__INPUT RECORDS__.
__________________________________________________

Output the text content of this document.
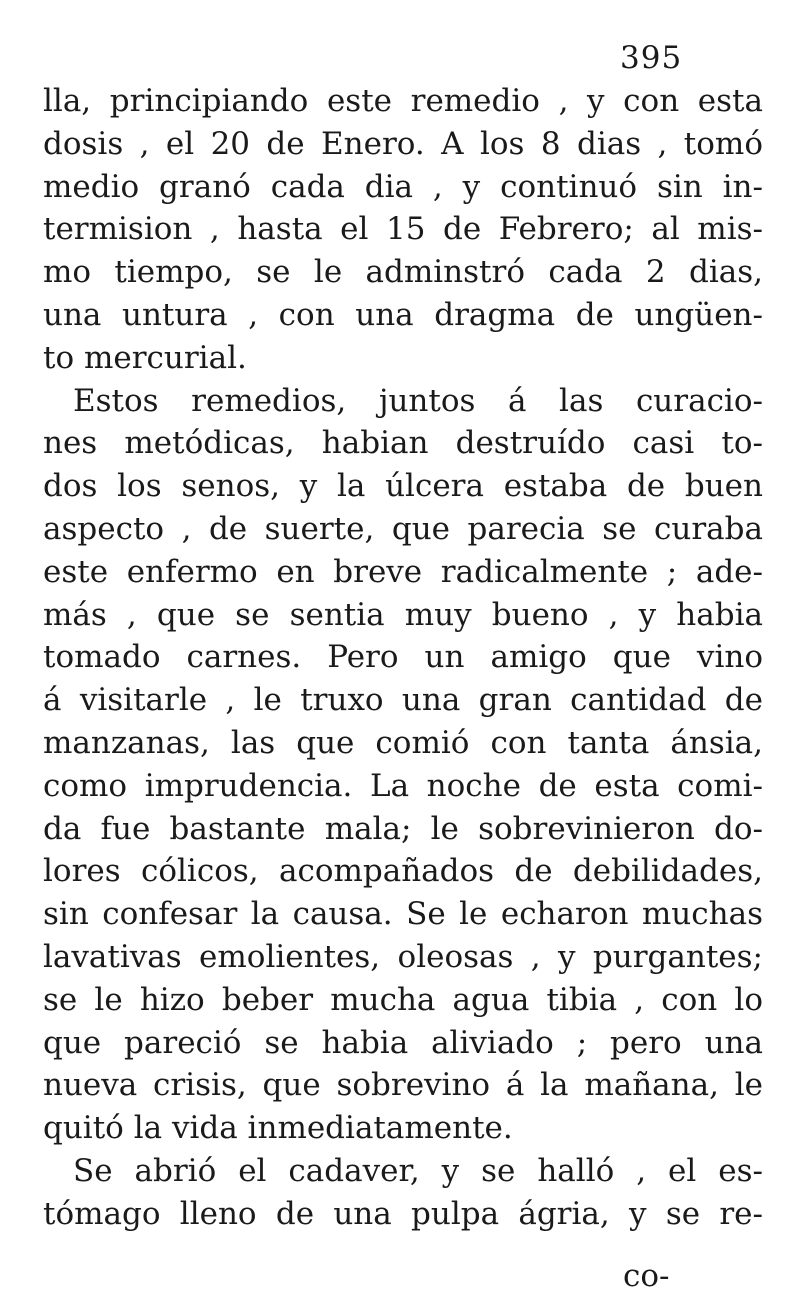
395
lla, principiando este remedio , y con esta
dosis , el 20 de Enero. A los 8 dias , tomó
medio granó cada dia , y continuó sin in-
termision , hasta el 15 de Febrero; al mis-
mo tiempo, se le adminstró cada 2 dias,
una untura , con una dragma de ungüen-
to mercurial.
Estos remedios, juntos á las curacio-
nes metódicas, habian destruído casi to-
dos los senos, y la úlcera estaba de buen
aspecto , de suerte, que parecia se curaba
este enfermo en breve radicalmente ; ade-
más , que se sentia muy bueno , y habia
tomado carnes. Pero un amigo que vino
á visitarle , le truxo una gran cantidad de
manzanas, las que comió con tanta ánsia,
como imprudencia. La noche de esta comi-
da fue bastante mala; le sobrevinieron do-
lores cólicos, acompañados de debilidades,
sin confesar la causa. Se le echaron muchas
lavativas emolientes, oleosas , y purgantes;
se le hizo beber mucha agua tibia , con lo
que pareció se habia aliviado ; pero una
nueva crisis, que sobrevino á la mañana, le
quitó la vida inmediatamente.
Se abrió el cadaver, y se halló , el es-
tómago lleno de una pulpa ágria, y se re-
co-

__________________________________________________

__REQUEST__. In the entries above, identify every line with the string "dias".

__TASK RESPONSE__.
dosis , el 20 de Enero. A los 8 dias , tomó
mo tiempo, se le adminstró cada 2 dias,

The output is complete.